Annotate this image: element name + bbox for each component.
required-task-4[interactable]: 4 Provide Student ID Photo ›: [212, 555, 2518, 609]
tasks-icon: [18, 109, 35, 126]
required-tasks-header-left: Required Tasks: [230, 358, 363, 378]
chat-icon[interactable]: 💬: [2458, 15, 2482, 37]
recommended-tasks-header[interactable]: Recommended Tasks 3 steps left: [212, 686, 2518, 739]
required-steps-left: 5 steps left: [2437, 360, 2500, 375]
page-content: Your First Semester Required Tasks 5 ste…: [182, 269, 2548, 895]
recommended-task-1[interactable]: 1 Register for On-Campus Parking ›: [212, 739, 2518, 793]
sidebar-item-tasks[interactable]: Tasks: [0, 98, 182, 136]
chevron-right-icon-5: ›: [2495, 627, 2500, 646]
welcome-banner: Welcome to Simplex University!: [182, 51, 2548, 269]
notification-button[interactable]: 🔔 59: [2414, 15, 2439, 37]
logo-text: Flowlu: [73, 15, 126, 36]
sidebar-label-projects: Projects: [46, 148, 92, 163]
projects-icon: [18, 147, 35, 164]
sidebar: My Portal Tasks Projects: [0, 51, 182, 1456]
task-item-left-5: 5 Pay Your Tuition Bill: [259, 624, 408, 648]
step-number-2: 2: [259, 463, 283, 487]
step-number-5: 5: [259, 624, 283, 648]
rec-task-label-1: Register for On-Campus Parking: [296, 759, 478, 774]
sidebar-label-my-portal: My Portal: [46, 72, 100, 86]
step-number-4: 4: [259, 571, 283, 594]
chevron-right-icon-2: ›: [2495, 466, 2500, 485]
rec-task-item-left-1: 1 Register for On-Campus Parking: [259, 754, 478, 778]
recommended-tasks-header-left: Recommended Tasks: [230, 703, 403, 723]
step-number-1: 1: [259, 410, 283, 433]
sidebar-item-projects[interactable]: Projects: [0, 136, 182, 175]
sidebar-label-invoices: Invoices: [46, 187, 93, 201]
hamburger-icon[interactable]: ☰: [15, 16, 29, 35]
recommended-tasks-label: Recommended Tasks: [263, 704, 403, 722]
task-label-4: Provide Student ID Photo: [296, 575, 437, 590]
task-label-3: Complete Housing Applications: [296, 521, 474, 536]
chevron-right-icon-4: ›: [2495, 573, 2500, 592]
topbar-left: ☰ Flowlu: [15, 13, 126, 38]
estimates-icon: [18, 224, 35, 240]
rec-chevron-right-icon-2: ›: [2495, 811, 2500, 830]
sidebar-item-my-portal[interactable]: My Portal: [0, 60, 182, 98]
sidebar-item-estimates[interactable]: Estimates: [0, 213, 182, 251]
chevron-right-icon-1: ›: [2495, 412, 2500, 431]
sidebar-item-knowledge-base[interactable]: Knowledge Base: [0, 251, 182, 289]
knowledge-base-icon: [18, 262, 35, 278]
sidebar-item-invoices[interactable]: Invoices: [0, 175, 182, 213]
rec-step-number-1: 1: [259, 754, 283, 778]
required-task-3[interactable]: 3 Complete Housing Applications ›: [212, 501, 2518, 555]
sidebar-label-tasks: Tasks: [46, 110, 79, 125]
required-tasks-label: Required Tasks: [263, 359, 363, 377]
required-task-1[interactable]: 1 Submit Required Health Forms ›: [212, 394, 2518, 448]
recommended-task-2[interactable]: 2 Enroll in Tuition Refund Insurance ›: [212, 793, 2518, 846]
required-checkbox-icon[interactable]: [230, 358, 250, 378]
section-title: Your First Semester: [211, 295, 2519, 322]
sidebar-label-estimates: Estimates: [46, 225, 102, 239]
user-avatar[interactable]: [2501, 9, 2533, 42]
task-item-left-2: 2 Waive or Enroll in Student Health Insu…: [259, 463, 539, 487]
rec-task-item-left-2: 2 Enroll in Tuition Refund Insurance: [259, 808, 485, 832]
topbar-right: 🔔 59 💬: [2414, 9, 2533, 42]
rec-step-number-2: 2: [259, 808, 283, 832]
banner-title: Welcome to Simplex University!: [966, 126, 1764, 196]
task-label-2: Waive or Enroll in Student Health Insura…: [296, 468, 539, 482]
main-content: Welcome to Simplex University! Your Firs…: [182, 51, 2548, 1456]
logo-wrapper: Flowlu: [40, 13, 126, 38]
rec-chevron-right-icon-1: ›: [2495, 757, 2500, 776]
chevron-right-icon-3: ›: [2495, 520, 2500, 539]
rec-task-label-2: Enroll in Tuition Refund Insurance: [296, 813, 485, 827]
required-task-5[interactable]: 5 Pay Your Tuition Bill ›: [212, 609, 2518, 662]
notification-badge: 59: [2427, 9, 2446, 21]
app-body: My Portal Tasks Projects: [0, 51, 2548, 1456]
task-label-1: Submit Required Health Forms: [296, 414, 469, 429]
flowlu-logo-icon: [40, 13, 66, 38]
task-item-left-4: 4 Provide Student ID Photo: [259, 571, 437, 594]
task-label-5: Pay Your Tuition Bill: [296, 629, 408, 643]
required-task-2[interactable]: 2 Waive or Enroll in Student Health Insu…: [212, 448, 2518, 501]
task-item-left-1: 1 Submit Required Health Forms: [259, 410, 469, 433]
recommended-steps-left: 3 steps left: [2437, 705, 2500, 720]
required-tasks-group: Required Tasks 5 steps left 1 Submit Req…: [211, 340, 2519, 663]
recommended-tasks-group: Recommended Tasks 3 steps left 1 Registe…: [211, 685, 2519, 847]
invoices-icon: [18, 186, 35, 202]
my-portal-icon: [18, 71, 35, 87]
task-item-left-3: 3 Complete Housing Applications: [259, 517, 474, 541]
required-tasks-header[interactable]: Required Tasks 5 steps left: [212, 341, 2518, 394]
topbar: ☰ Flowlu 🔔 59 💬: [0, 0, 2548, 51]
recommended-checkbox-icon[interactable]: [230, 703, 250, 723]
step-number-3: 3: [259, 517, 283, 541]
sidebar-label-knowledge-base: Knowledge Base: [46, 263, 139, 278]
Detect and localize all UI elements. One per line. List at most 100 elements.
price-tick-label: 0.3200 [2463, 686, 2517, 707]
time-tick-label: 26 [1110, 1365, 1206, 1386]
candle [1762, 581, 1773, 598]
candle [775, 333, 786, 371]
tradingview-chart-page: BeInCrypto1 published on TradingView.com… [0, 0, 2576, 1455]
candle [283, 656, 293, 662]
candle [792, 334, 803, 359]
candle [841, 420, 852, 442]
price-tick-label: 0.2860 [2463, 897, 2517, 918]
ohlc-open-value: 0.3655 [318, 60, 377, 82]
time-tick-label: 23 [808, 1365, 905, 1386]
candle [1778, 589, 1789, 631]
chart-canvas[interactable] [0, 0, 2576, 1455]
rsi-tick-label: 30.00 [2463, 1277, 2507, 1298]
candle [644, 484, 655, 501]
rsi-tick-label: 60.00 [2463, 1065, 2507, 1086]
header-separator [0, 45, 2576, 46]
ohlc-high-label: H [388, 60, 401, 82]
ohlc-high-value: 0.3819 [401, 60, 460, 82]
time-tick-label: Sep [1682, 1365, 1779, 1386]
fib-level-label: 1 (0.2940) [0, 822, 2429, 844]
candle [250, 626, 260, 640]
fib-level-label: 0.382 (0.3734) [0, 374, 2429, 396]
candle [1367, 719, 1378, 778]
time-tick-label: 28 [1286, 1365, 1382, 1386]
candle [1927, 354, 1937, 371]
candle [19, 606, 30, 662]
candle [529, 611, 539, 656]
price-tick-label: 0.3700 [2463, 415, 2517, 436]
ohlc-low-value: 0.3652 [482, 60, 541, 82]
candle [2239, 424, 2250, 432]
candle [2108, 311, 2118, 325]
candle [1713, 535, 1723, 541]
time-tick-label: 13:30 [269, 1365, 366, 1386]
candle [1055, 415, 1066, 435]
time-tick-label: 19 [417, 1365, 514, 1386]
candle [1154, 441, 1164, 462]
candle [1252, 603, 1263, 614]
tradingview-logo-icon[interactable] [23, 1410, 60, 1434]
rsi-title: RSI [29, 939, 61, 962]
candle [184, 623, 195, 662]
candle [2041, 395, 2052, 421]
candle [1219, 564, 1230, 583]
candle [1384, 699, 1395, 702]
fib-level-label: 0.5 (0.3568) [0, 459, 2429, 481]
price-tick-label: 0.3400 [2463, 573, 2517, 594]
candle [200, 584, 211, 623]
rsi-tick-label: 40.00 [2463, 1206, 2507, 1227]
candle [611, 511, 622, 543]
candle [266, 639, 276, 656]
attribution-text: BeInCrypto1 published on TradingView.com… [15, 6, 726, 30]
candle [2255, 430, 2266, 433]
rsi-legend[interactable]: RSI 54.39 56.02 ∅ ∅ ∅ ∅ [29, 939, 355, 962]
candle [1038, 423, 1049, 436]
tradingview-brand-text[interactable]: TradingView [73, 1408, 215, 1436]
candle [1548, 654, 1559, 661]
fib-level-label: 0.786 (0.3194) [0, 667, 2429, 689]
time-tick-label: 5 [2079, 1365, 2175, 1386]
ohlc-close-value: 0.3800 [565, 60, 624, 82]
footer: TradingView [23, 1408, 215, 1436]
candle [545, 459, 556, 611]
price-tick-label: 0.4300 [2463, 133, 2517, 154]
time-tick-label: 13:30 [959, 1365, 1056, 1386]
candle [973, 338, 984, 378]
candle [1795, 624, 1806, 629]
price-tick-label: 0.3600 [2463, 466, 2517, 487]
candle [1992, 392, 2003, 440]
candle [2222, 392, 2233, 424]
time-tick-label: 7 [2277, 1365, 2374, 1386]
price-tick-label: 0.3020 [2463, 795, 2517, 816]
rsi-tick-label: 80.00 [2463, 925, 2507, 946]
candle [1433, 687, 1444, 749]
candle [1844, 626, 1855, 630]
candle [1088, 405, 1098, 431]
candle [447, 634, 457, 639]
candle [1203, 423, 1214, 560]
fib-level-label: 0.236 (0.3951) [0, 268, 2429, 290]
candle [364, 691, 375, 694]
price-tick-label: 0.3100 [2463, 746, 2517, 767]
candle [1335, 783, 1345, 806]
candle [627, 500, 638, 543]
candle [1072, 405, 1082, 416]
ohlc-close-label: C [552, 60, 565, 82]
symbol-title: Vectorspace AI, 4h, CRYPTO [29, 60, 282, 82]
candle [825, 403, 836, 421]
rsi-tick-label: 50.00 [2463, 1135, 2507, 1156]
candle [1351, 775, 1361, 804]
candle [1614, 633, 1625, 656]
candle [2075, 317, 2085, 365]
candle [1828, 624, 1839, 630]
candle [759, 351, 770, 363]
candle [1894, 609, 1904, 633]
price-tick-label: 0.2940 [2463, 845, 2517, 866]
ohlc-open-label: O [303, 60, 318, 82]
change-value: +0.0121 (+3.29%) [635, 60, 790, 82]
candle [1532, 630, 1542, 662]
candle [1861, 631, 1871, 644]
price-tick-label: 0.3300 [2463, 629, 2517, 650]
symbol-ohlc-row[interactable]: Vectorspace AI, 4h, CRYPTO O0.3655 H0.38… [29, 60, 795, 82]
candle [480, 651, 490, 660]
┄┄┄┄┄┄┄┄┄┄┄┄┄┄┄┄┄┄┄┄
### WORK TO COMPLETE
Can you print every row above, character for character, from the first one down to the row containing "logo-text: Flowlu: [73, 15, 126, 36]", with both of those rows included?

### RESULT OF THE EXERCISE
Annotate this image: element name + bbox for each component.
required-task-4[interactable]: 4 Provide Student ID Photo ›: [212, 555, 2518, 609]
tasks-icon: [18, 109, 35, 126]
required-tasks-header-left: Required Tasks: [230, 358, 363, 378]
chat-icon[interactable]: 💬: [2458, 15, 2482, 37]
recommended-tasks-header[interactable]: Recommended Tasks 3 steps left: [212, 686, 2518, 739]
required-steps-left: 5 steps left: [2437, 360, 2500, 375]
page-content: Your First Semester Required Tasks 5 ste…: [182, 269, 2548, 895]
recommended-task-1[interactable]: 1 Register for On-Campus Parking ›: [212, 739, 2518, 793]
sidebar-item-tasks[interactable]: Tasks: [0, 98, 182, 136]
chevron-right-icon-5: ›: [2495, 627, 2500, 646]
welcome-banner: Welcome to Simplex University!: [182, 51, 2548, 269]
notification-button[interactable]: 🔔 59: [2414, 15, 2439, 37]
logo-text: Flowlu: [73, 15, 126, 36]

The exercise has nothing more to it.